WHAT IS BEING ASKED:
Give the data a second time, exactly and in full.

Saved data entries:

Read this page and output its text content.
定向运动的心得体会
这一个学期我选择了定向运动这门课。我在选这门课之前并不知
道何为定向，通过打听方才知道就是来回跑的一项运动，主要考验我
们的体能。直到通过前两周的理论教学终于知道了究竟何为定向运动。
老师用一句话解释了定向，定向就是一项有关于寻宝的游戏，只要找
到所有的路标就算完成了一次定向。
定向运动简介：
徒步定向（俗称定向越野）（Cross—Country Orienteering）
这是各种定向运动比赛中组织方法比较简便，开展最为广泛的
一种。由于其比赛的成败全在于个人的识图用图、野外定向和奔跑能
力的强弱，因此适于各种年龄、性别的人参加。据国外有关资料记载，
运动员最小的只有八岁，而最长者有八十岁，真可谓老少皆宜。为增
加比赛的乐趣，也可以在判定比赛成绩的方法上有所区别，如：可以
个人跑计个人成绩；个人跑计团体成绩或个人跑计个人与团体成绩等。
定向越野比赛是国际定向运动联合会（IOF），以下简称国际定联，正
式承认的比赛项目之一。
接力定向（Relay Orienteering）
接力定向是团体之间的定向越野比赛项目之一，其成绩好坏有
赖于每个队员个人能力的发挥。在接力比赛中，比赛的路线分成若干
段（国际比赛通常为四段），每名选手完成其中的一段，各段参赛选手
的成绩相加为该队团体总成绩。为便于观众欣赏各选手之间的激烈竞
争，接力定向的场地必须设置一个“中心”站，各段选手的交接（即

THE RESULT:
Read this page and output its text content.
定向运动的心得体会
这一个学期我选择了定向运动这门课。我在选这门课之前并不知
道何为定向，通过打听方才知道就是来回跑的一项运动，主要考验我
们的体能。直到通过前两周的理论教学终于知道了究竟何为定向运动。
老师用一句话解释了定向，定向就是一项有关于寻宝的游戏，只要找
到所有的路标就算完成了一次定向。
定向运动简介：
徒步定向（俗称定向越野）（Cross—Country Orienteering）
这是各种定向运动比赛中组织方法比较简便，开展最为广泛的
一种。由于其比赛的成败全在于个人的识图用图、野外定向和奔跑能
力的强弱，因此适于各种年龄、性别的人参加。据国外有关资料记载，
运动员最小的只有八岁，而最长者有八十岁，真可谓老少皆宜。为增
加比赛的乐趣，也可以在判定比赛成绩的方法上有所区别，如：可以
个人跑计个人成绩；个人跑计团体成绩或个人跑计个人与团体成绩等。
定向越野比赛是国际定向运动联合会（IOF），以下简称国际定联，正
式承认的比赛项目之一。
接力定向（Relay Orienteering）
接力定向是团体之间的定向越野比赛项目之一，其成绩好坏有
赖于每个队员个人能力的发挥。在接力比赛中，比赛的路线分成若干
段（国际比赛通常为四段），每名选手完成其中的一段，各段参赛选手
的成绩相加为该队团体总成绩。为便于观众欣赏各选手之间的激烈竞
争，接力定向的场地必须设置一个“中心”站，各段选手的交接（即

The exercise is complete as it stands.